# Excerpted data:
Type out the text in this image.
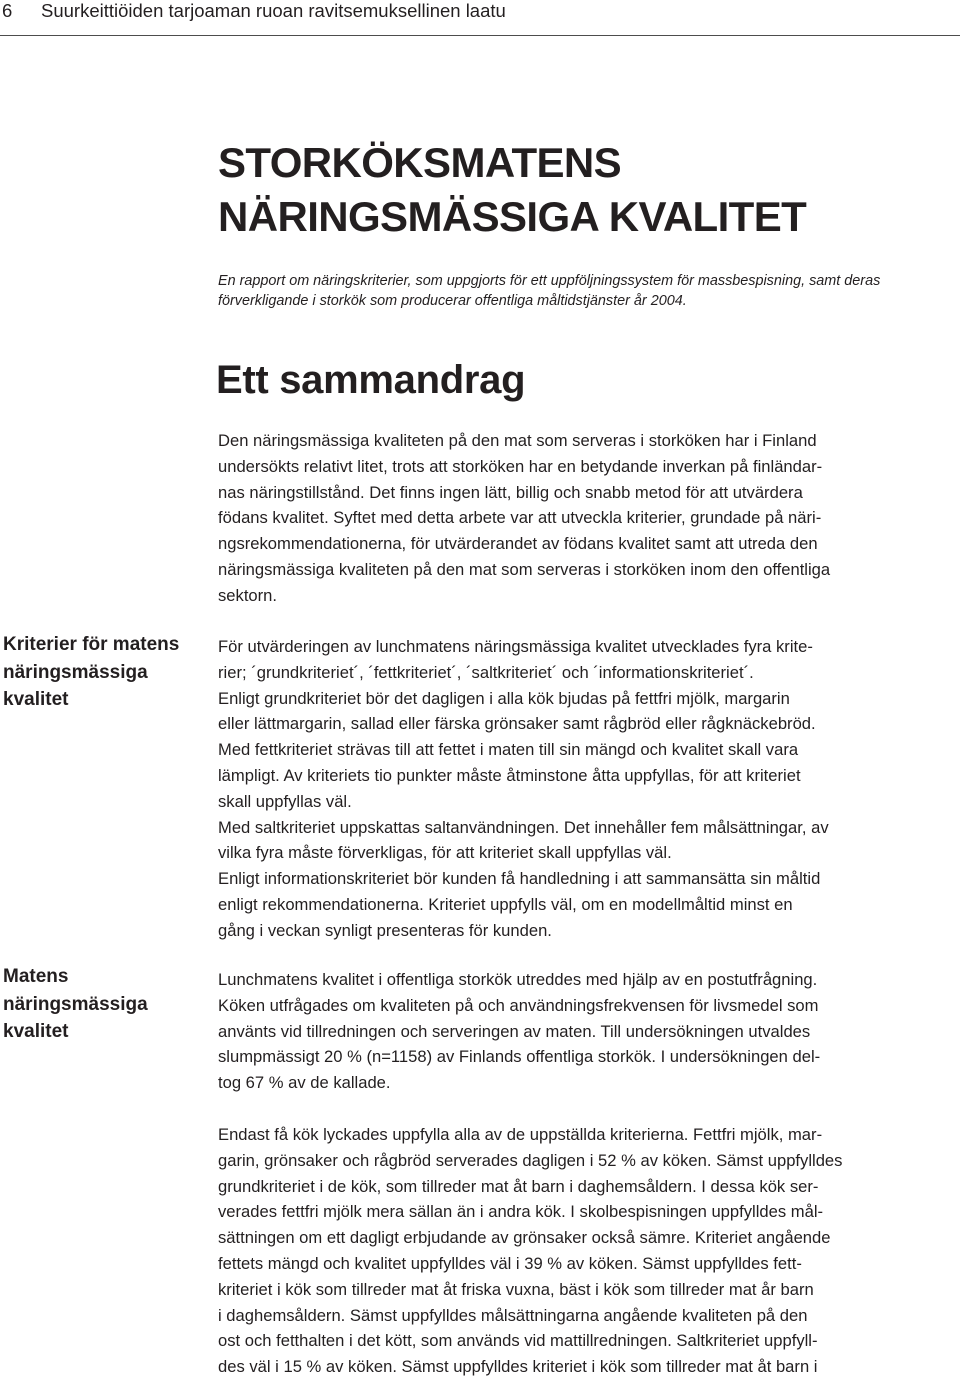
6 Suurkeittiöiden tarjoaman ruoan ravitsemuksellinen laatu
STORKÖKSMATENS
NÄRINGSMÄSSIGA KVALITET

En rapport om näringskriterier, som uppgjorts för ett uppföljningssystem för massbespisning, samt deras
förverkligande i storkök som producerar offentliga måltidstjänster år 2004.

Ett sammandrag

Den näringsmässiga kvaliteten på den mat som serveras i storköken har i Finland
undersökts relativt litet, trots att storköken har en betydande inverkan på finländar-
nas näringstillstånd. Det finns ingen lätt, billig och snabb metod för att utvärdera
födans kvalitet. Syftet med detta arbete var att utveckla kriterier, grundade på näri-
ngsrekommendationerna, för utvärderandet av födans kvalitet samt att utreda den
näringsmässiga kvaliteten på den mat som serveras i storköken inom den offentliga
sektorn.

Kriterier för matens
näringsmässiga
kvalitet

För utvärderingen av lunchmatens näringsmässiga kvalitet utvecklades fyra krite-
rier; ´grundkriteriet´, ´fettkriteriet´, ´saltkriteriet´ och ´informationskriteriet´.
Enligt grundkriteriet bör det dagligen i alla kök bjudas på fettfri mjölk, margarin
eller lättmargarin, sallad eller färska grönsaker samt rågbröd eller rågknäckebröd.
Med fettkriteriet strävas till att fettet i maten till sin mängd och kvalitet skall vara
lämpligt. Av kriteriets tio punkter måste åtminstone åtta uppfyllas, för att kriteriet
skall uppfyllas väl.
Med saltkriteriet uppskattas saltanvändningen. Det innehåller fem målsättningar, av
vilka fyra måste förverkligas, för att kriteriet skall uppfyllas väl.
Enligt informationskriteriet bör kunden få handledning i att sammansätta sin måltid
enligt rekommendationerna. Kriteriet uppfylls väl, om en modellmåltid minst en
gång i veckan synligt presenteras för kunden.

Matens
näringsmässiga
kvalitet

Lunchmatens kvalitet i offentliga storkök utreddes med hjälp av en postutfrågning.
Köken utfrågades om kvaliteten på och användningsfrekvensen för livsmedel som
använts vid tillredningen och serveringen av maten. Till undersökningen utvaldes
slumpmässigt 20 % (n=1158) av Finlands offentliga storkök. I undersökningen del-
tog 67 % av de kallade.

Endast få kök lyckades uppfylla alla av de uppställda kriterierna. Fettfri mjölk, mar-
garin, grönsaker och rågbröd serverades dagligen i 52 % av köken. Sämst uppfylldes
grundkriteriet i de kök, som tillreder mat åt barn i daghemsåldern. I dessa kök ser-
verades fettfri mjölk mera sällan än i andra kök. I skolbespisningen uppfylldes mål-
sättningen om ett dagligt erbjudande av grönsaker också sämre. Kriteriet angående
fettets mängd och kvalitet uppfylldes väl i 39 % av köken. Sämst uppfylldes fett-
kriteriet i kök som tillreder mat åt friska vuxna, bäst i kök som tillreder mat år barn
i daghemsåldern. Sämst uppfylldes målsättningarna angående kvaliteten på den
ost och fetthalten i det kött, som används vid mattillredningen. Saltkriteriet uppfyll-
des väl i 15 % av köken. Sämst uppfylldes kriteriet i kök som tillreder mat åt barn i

# Requirement:
Each line that holds the word "födans" is to be copied.

# Task solution:
födans kvalitet. Syftet med detta arbete var att utveckla kriterier, grundade på näri-
ngsrekommendationerna, för utvärderandet av födans kvalitet samt att utreda den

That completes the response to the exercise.